### Task requirements
Print the entries below word for word; the pictures stay out of your copy.

========================================

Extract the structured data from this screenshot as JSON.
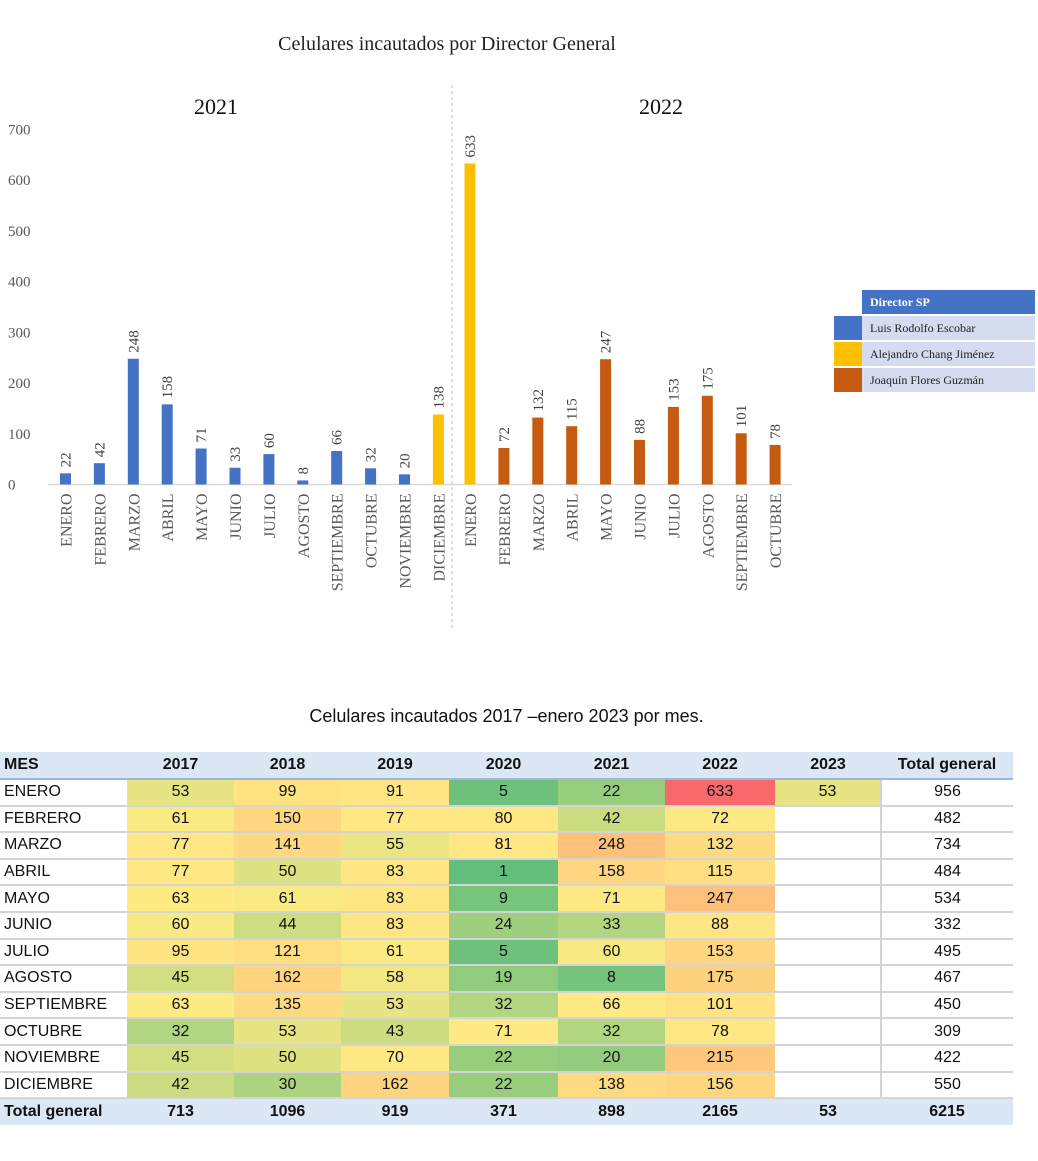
{
  "chart_data": {
    "type": "bar",
    "title": "Celulares incautados por Director General",
    "ylim": [
      0,
      700
    ],
    "yticks": [
      0,
      100,
      200,
      300,
      400,
      500,
      600,
      700
    ],
    "grid": false,
    "legend_position": "right",
    "legend_title": "Director SP",
    "directors": [
      {
        "name": "Luis Rodolfo Escobar",
        "color": "#4472c4"
      },
      {
        "name": "Alejandro Chang Jiménez",
        "color": "#ffc000"
      },
      {
        "name": "Joaquín Flores Guzmán",
        "color": "#c55a11"
      }
    ],
    "groups": [
      {
        "year": "2021",
        "categories": [
          "ENERO",
          "FEBRERO",
          "MARZO",
          "ABRIL",
          "MAYO",
          "JUNIO",
          "JULIO",
          "AGOSTO",
          "SEPTIEMBRE",
          "OCTUBRE",
          "NOVIEMBRE",
          "DICIEMBRE"
        ],
        "values": [
          22,
          42,
          248,
          158,
          71,
          33,
          60,
          8,
          66,
          32,
          20,
          138
        ],
        "director": [
          0,
          0,
          0,
          0,
          0,
          0,
          0,
          0,
          0,
          0,
          0,
          1
        ]
      },
      {
        "year": "2022",
        "categories": [
          "ENERO",
          "FEBRERO",
          "MARZO",
          "ABRIL",
          "MAYO",
          "JUNIO",
          "JULIO",
          "AGOSTO",
          "SEPTIEMBRE",
          "OCTUBRE"
        ],
        "values": [
          633,
          72,
          132,
          115,
          247,
          88,
          153,
          175,
          101,
          78
        ],
        "director": [
          1,
          2,
          2,
          2,
          2,
          2,
          2,
          2,
          2,
          2
        ]
      }
    ]
  },
  "table": {
    "title": "Celulares incautados 2017 –enero 2023 por mes.",
    "headers": [
      "MES",
      "2017",
      "2018",
      "2019",
      "2020",
      "2021",
      "2022",
      "2023",
      "Total general"
    ],
    "rows": [
      {
        "mes": "ENERO",
        "values": [
          "53",
          "99",
          "91",
          "5",
          "22",
          "633",
          "53"
        ],
        "total": "956"
      },
      {
        "mes": "FEBRERO",
        "values": [
          "61",
          "150",
          "77",
          "80",
          "42",
          "72",
          ""
        ],
        "total": "482"
      },
      {
        "mes": "MARZO",
        "values": [
          "77",
          "141",
          "55",
          "81",
          "248",
          "132",
          ""
        ],
        "total": "734"
      },
      {
        "mes": "ABRIL",
        "values": [
          "77",
          "50",
          "83",
          "1",
          "158",
          "115",
          ""
        ],
        "total": "484"
      },
      {
        "mes": "MAYO",
        "values": [
          "63",
          "61",
          "83",
          "9",
          "71",
          "247",
          ""
        ],
        "total": "534"
      },
      {
        "mes": "JUNIO",
        "values": [
          "60",
          "44",
          "83",
          "24",
          "33",
          "88",
          ""
        ],
        "total": "332"
      },
      {
        "mes": "JULIO",
        "values": [
          "95",
          "121",
          "61",
          "5",
          "60",
          "153",
          ""
        ],
        "total": "495"
      },
      {
        "mes": "AGOSTO",
        "values": [
          "45",
          "162",
          "58",
          "19",
          "8",
          "175",
          ""
        ],
        "total": "467"
      },
      {
        "mes": "SEPTIEMBRE",
        "values": [
          "63",
          "135",
          "53",
          "32",
          "66",
          "101",
          ""
        ],
        "total": "450"
      },
      {
        "mes": "OCTUBRE",
        "values": [
          "32",
          "53",
          "43",
          "71",
          "32",
          "78",
          ""
        ],
        "total": "309"
      },
      {
        "mes": "NOVIEMBRE",
        "values": [
          "45",
          "50",
          "70",
          "22",
          "20",
          "215",
          ""
        ],
        "total": "422"
      },
      {
        "mes": "DICIEMBRE",
        "values": [
          "42",
          "30",
          "162",
          "22",
          "138",
          "156",
          ""
        ],
        "total": "550"
      }
    ],
    "totals": {
      "label": "Total general",
      "values": [
        "713",
        "1096",
        "919",
        "371",
        "898",
        "2165",
        "53"
      ],
      "total": "6215"
    },
    "heat_colors": {
      "low": "#63be7b",
      "mid": "#ffeb84",
      "high": "#f8696b"
    }
  }
}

========================================

### Task output
Extract the structured data from this screenshot as JSON.
{
  "chart_data": {
    "type": "bar",
    "title": "Celulares incautados por Director General",
    "ylim": [
      0,
      700
    ],
    "yticks": [
      0,
      100,
      200,
      300,
      400,
      500,
      600,
      700
    ],
    "grid": false,
    "legend_position": "right",
    "legend_title": "Director SP",
    "directors": [
      {
        "name": "Luis Rodolfo Escobar",
        "color": "#4472c4"
      },
      {
        "name": "Alejandro Chang Jiménez",
        "color": "#ffc000"
      },
      {
        "name": "Joaquín Flores Guzmán",
        "color": "#c55a11"
      }
    ],
    "groups": [
      {
        "year": "2021",
        "categories": [
          "ENERO",
          "FEBRERO",
          "MARZO",
          "ABRIL",
          "MAYO",
          "JUNIO",
          "JULIO",
          "AGOSTO",
          "SEPTIEMBRE",
          "OCTUBRE",
          "NOVIEMBRE",
          "DICIEMBRE"
        ],
        "values": [
          22,
          42,
          248,
          158,
          71,
          33,
          60,
          8,
          66,
          32,
          20,
          138
        ],
        "director": [
          0,
          0,
          0,
          0,
          0,
          0,
          0,
          0,
          0,
          0,
          0,
          1
        ]
      },
      {
        "year": "2022",
        "categories": [
          "ENERO",
          "FEBRERO",
          "MARZO",
          "ABRIL",
          "MAYO",
          "JUNIO",
          "JULIO",
          "AGOSTO",
          "SEPTIEMBRE",
          "OCTUBRE"
        ],
        "values": [
          633,
          72,
          132,
          115,
          247,
          88,
          153,
          175,
          101,
          78
        ],
        "director": [
          1,
          2,
          2,
          2,
          2,
          2,
          2,
          2,
          2,
          2
        ]
      }
    ]
  },
  "table": {
    "title": "Celulares incautados 2017 –enero 2023 por mes.",
    "headers": [
      "MES",
      "2017",
      "2018",
      "2019",
      "2020",
      "2021",
      "2022",
      "2023",
      "Total general"
    ],
    "rows": [
      {
        "mes": "ENERO",
        "values": [
          "53",
          "99",
          "91",
          "5",
          "22",
          "633",
          "53"
        ],
        "total": "956"
      },
      {
        "mes": "FEBRERO",
        "values": [
          "61",
          "150",
          "77",
          "80",
          "42",
          "72",
          ""
        ],
        "total": "482"
      },
      {
        "mes": "MARZO",
        "values": [
          "77",
          "141",
          "55",
          "81",
          "248",
          "132",
          ""
        ],
        "total": "734"
      },
      {
        "mes": "ABRIL",
        "values": [
          "77",
          "50",
          "83",
          "1",
          "158",
          "115",
          ""
        ],
        "total": "484"
      },
      {
        "mes": "MAYO",
        "values": [
          "63",
          "61",
          "83",
          "9",
          "71",
          "247",
          ""
        ],
        "total": "534"
      },
      {
        "mes": "JUNIO",
        "values": [
          "60",
          "44",
          "83",
          "24",
          "33",
          "88",
          ""
        ],
        "total": "332"
      },
      {
        "mes": "JULIO",
        "values": [
          "95",
          "121",
          "61",
          "5",
          "60",
          "153",
          ""
        ],
        "total": "495"
      },
      {
        "mes": "AGOSTO",
        "values": [
          "45",
          "162",
          "58",
          "19",
          "8",
          "175",
          ""
        ],
        "total": "467"
      },
      {
        "mes": "SEPTIEMBRE",
        "values": [
          "63",
          "135",
          "53",
          "32",
          "66",
          "101",
          ""
        ],
        "total": "450"
      },
      {
        "mes": "OCTUBRE",
        "values": [
          "32",
          "53",
          "43",
          "71",
          "32",
          "78",
          ""
        ],
        "total": "309"
      },
      {
        "mes": "NOVIEMBRE",
        "values": [
          "45",
          "50",
          "70",
          "22",
          "20",
          "215",
          ""
        ],
        "total": "422"
      },
      {
        "mes": "DICIEMBRE",
        "values": [
          "42",
          "30",
          "162",
          "22",
          "138",
          "156",
          ""
        ],
        "total": "550"
      }
    ],
    "totals": {
      "label": "Total general",
      "values": [
        "713",
        "1096",
        "919",
        "371",
        "898",
        "2165",
        "53"
      ],
      "total": "6215"
    },
    "heat_colors": {
      "low": "#63be7b",
      "mid": "#ffeb84",
      "high": "#f8696b"
    }
  }
}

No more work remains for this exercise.